Rows from a figure dataset

= = =

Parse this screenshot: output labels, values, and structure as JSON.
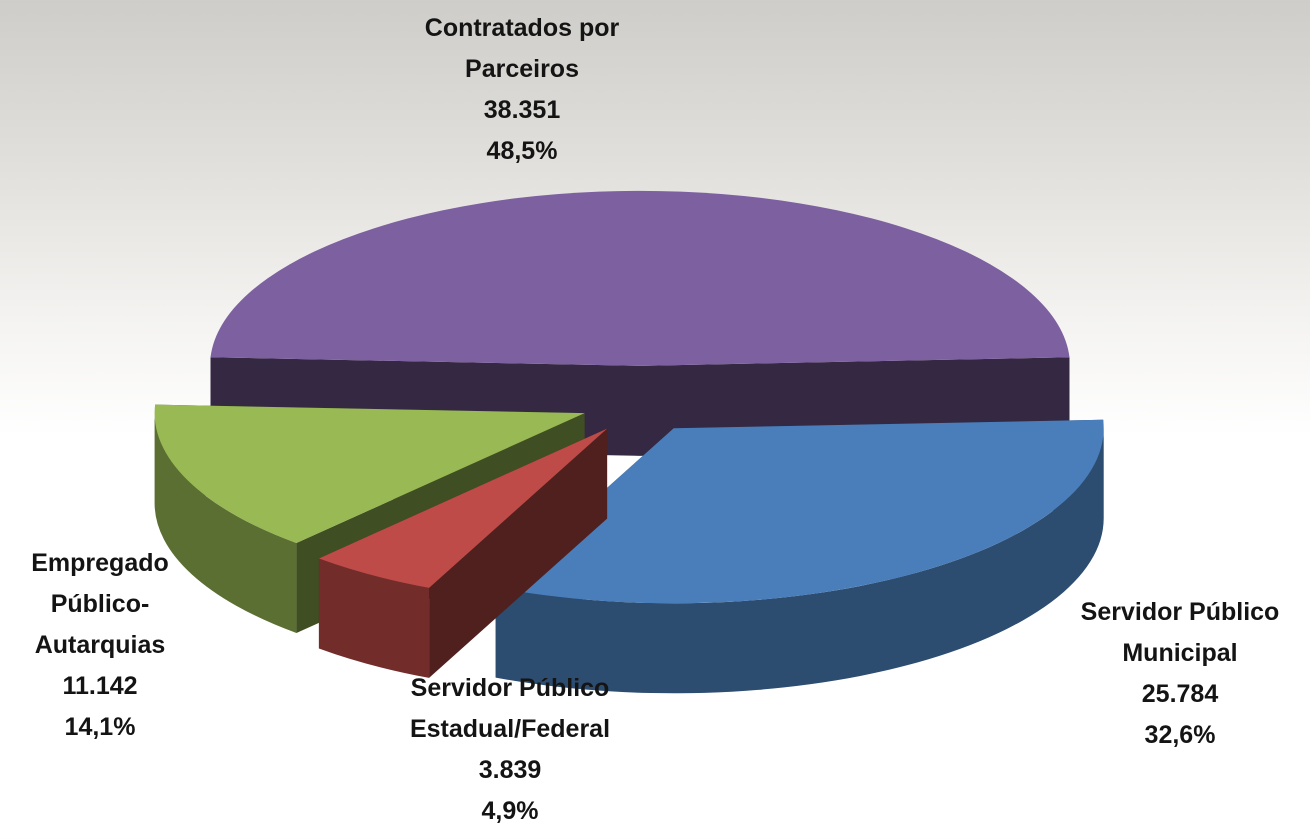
{
  "chart_data": {
    "type": "pie3d",
    "categories": [
      "Contratados por Parceiros",
      "Servidor Público Municipal",
      "Servidor Público Estadual/Federal",
      "Empregado Público-Autarquias"
    ],
    "values": [
      38351,
      25784,
      3839,
      11142
    ],
    "value_labels": [
      "38.351",
      "25.784",
      "3.839",
      "11.142"
    ],
    "percentages": [
      48.5,
      32.6,
      4.9,
      14.1
    ],
    "percentage_labels": [
      "48,5%",
      "32,6%",
      "4,9%",
      "14,1%"
    ],
    "colors": [
      "#7d60a0",
      "#4a7ebb",
      "#be4b48",
      "#98b954"
    ]
  }
}
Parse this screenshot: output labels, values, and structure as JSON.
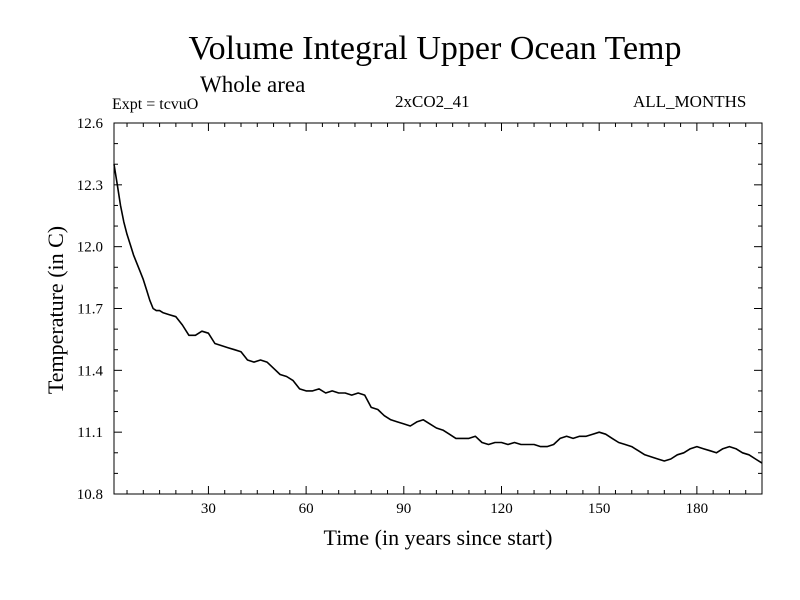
{
  "chart_data": {
    "type": "line",
    "title": "Volume Integral Upper Ocean Temp",
    "subtitle": "Whole area",
    "experiment": "Expt = tcvuO",
    "run_label": "2xCO2_41",
    "months_label": "ALL_MONTHS",
    "xlabel": "Time (in years since start)",
    "ylabel": "Temperature (in C)",
    "xlim": [
      1,
      200
    ],
    "ylim": [
      10.8,
      12.6
    ],
    "x_ticks": [
      30,
      60,
      90,
      120,
      150,
      180
    ],
    "y_ticks": [
      10.8,
      11.1,
      11.4,
      11.7,
      12.0,
      12.3,
      12.6
    ],
    "x_tick_labels": [
      "30",
      "60",
      "90",
      "120",
      "150",
      "180"
    ],
    "y_tick_labels": [
      "10.8",
      "11.1",
      "11.4",
      "11.7",
      "12.0",
      "12.3",
      "12.6"
    ],
    "grid": false,
    "series": [
      {
        "x": [
          1,
          2,
          3,
          4,
          5,
          6,
          7,
          8,
          9,
          10,
          11,
          12,
          13,
          14,
          15,
          16,
          18,
          20,
          22,
          24,
          26,
          28,
          30,
          32,
          34,
          36,
          38,
          40,
          42,
          44,
          46,
          48,
          50,
          52,
          54,
          56,
          58,
          60,
          62,
          64,
          66,
          68,
          70,
          72,
          74,
          76,
          78,
          80,
          82,
          84,
          86,
          88,
          90,
          92,
          94,
          96,
          98,
          100,
          102,
          104,
          106,
          108,
          110,
          112,
          114,
          116,
          118,
          120,
          122,
          124,
          126,
          128,
          130,
          132,
          134,
          136,
          138,
          140,
          142,
          144,
          146,
          148,
          150,
          152,
          154,
          156,
          158,
          160,
          162,
          164,
          166,
          168,
          170,
          172,
          174,
          176,
          178,
          180,
          182,
          184,
          186,
          188,
          190,
          192,
          194,
          196,
          198,
          200
        ],
        "y": [
          12.4,
          12.3,
          12.2,
          12.12,
          12.06,
          12.01,
          11.96,
          11.92,
          11.88,
          11.84,
          11.79,
          11.74,
          11.7,
          11.69,
          11.69,
          11.68,
          11.67,
          11.66,
          11.62,
          11.57,
          11.57,
          11.59,
          11.58,
          11.53,
          11.52,
          11.51,
          11.5,
          11.49,
          11.45,
          11.44,
          11.45,
          11.44,
          11.41,
          11.38,
          11.37,
          11.35,
          11.31,
          11.3,
          11.3,
          11.31,
          11.29,
          11.3,
          11.29,
          11.29,
          11.28,
          11.29,
          11.28,
          11.22,
          11.21,
          11.18,
          11.16,
          11.15,
          11.14,
          11.13,
          11.15,
          11.16,
          11.14,
          11.12,
          11.11,
          11.09,
          11.07,
          11.07,
          11.07,
          11.08,
          11.05,
          11.04,
          11.05,
          11.05,
          11.04,
          11.05,
          11.04,
          11.04,
          11.04,
          11.03,
          11.03,
          11.04,
          11.07,
          11.08,
          11.07,
          11.08,
          11.08,
          11.09,
          11.1,
          11.09,
          11.07,
          11.05,
          11.04,
          11.03,
          11.01,
          10.99,
          10.98,
          10.97,
          10.96,
          10.97,
          10.99,
          11.0,
          11.02,
          11.03,
          11.02,
          11.01,
          11.0,
          11.02,
          11.03,
          11.02,
          11.0,
          10.99,
          10.97,
          10.95
        ]
      }
    ]
  }
}
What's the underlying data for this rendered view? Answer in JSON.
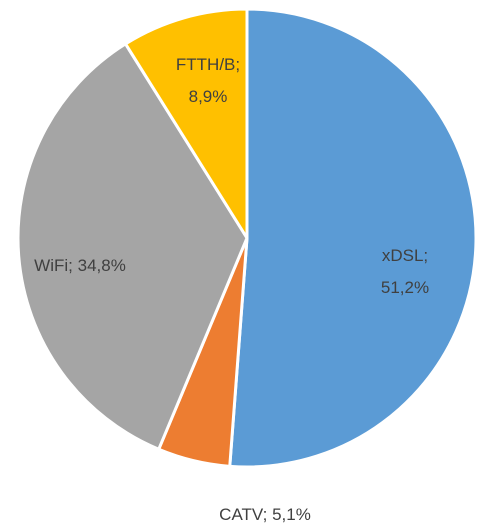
{
  "chart_data": {
    "type": "pie",
    "values": [
      51.2,
      5.1,
      34.8,
      8.9
    ],
    "value_labels": [
      "xDSL; 51,2%",
      "CATV; 5,1%",
      "WiFi; 34,8%",
      "FTTH/B;\n8,9%"
    ],
    "colors": [
      "#5b9bd5",
      "#ed7d31",
      "#a5a5a5",
      "#ffc000"
    ]
  }
}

= = =

● What the exercise asks
Set down nothing but the lines from the one containing "What's the underlying" to the final line above, both included, with every picture left out.

● Result of the exercise
What's the underlying data for this rendered view? Answer in JSON.
{
  "chart_data": {
    "type": "pie",
    "values": [
      51.2,
      5.1,
      34.8,
      8.9
    ],
    "value_labels": [
      "xDSL; 51,2%",
      "CATV; 5,1%",
      "WiFi; 34,8%",
      "FTTH/B;\n8,9%"
    ],
    "colors": [
      "#5b9bd5",
      "#ed7d31",
      "#a5a5a5",
      "#ffc000"
    ]
  }
}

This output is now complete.